**Data lines**:

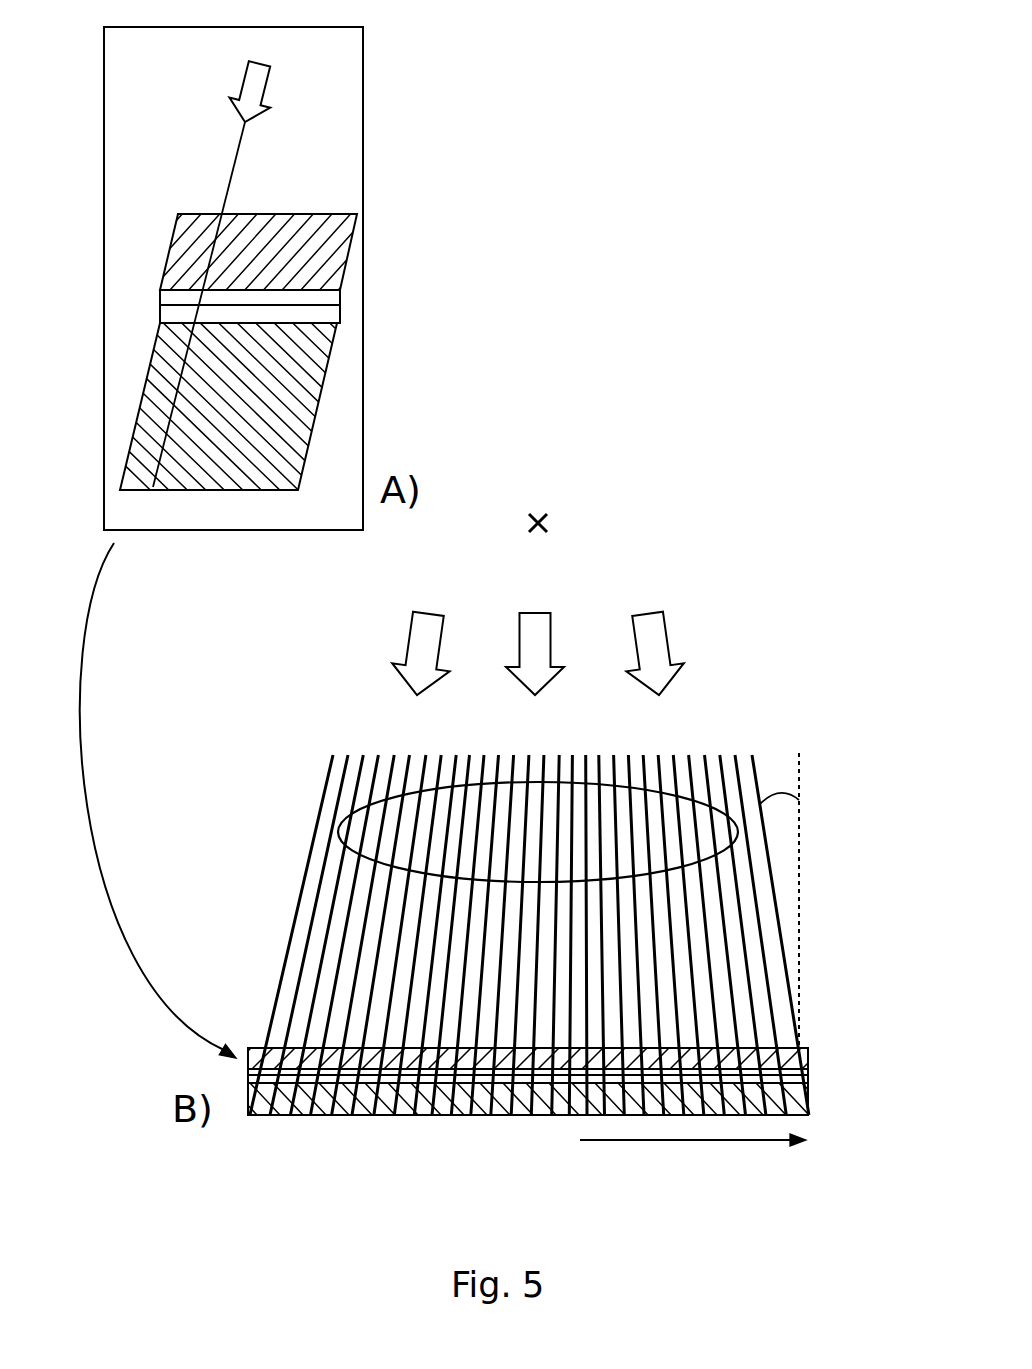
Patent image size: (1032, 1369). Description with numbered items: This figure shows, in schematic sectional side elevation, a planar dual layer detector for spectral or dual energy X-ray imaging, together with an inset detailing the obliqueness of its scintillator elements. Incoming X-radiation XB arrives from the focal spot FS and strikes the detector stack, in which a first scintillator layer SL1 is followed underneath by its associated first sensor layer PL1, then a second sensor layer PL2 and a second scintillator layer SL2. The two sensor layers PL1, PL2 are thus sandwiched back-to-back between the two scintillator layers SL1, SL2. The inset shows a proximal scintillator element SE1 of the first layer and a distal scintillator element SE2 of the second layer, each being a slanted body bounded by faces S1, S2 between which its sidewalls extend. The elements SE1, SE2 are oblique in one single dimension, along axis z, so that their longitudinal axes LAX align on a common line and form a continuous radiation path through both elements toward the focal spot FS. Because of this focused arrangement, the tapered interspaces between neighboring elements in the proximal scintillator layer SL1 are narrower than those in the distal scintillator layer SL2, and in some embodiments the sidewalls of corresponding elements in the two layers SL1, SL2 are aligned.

The X-ray beam XB is at (218, 143).
The longitudinal axis LAX is at (238, 163).
The face S1 is at (190, 214).
The face S2 is at (325, 288).
The scintillator element SE1 is at (162, 256).
The scintillator element SE2 is at (168, 365).
The focal spot FS is at (559, 523).
The first scintillator layer SL1 is at (812, 1052).
The first sensor layer PL1 is at (812, 1070).
The second sensor layer PL2 is at (812, 1080).
The second scintillator layer SL2 is at (812, 1100).
The axis z is at (693, 1156).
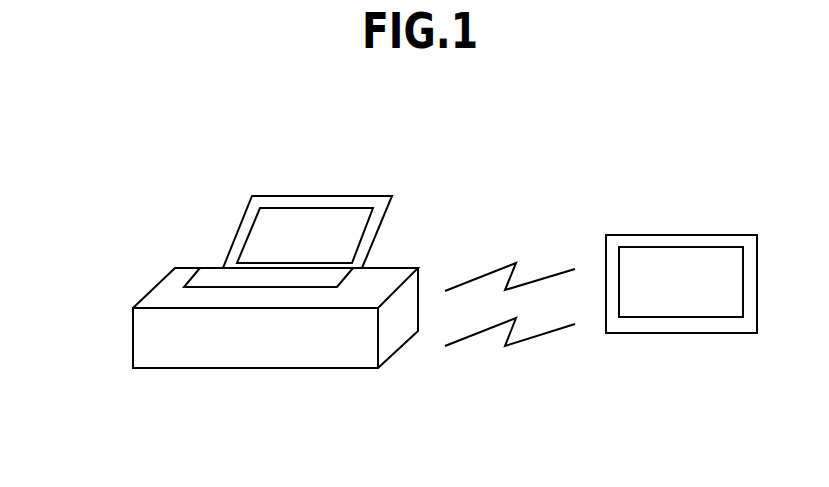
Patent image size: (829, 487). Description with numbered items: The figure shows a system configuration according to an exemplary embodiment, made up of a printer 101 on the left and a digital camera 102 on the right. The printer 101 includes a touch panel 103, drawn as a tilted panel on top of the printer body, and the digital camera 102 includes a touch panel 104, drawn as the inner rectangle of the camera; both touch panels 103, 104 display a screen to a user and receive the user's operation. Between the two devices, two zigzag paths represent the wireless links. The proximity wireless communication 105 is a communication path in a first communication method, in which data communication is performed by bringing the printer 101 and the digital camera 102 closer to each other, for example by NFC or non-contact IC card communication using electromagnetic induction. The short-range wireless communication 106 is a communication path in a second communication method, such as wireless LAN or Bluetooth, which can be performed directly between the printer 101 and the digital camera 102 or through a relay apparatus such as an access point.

The printer 101 is at (132, 337).
The digital camera 102 is at (683, 235).
The touch panel 103 is at (320, 223).
The touch panel 104 is at (682, 304).
The proximity wireless communication 105 is at (540, 278).
The short-range wireless communication 106 is at (540, 337).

**What you need to do**:
Rename "Patent image size" to "Figure dimensions" throughout the listing above, and write out its lines again with nothing else changed. Leave the pictures out.

**Correct result**:
Figure dimensions: (1032, 1369). Description with numbered items: This figure shows, in schematic sectional side elevation, a planar dual layer detector for spectral or dual energy X-ray imaging, together with an inset detailing the obliqueness of its scintillator elements. Incoming X-radiation XB arrives from the focal spot FS and strikes the detector stack, in which a first scintillator layer SL1 is followed underneath by its associated first sensor layer PL1, then a second sensor layer PL2 and a second scintillator layer SL2. The two sensor layers PL1, PL2 are thus sandwiched back-to-back between the two scintillator layers SL1, SL2. The inset shows a proximal scintillator element SE1 of the first layer and a distal scintillator element SE2 of the second layer, each being a slanted body bounded by faces S1, S2 between which its sidewalls extend. The elements SE1, SE2 are oblique in one single dimension, along axis z, so that their longitudinal axes LAX align on a common line and form a continuous radiation path through both elements toward the focal spot FS. Because of this focused arrangement, the tapered interspaces between neighboring elements in the proximal scintillator layer SL1 are narrower than those in the distal scintillator layer SL2, and in some embodiments the sidewalls of corresponding elements in the two layers SL1, SL2 are aligned.

The X-ray beam XB is at (218, 143).
The longitudinal axis LAX is at (238, 163).
The face S1 is at (190, 214).
The face S2 is at (325, 288).
The scintillator element SE1 is at (162, 256).
The scintillator element SE2 is at (168, 365).
The focal spot FS is at (559, 523).
The first scintillator layer SL1 is at (812, 1052).
The first sensor layer PL1 is at (812, 1070).
The second sensor layer PL2 is at (812, 1080).
The second scintillator layer SL2 is at (812, 1100).
The axis z is at (693, 1156).
Figure dimensions: (829, 487). Description with numbered items: The figure shows a system configuration according to an exemplary embodiment, made up of a printer 101 on the left and a digital camera 102 on the right. The printer 101 includes a touch panel 103, drawn as a tilted panel on top of the printer body, and the digital camera 102 includes a touch panel 104, drawn as the inner rectangle of the camera; both touch panels 103, 104 display a screen to a user and receive the user's operation. Between the two devices, two zigzag paths represent the wireless links. The proximity wireless communication 105 is a communication path in a first communication method, in which data communication is performed by bringing the printer 101 and the digital camera 102 closer to each other, for example by NFC or non-contact IC card communication using electromagnetic induction. The short-range wireless communication 106 is a communication path in a second communication method, such as wireless LAN or Bluetooth, which can be performed directly between the printer 101 and the digital camera 102 or through a relay apparatus such as an access point.

The printer 101 is at (132, 337).
The digital camera 102 is at (683, 235).
The touch panel 103 is at (320, 223).
The touch panel 104 is at (682, 304).
The proximity wireless communication 105 is at (540, 278).
The short-range wireless communication 106 is at (540, 337).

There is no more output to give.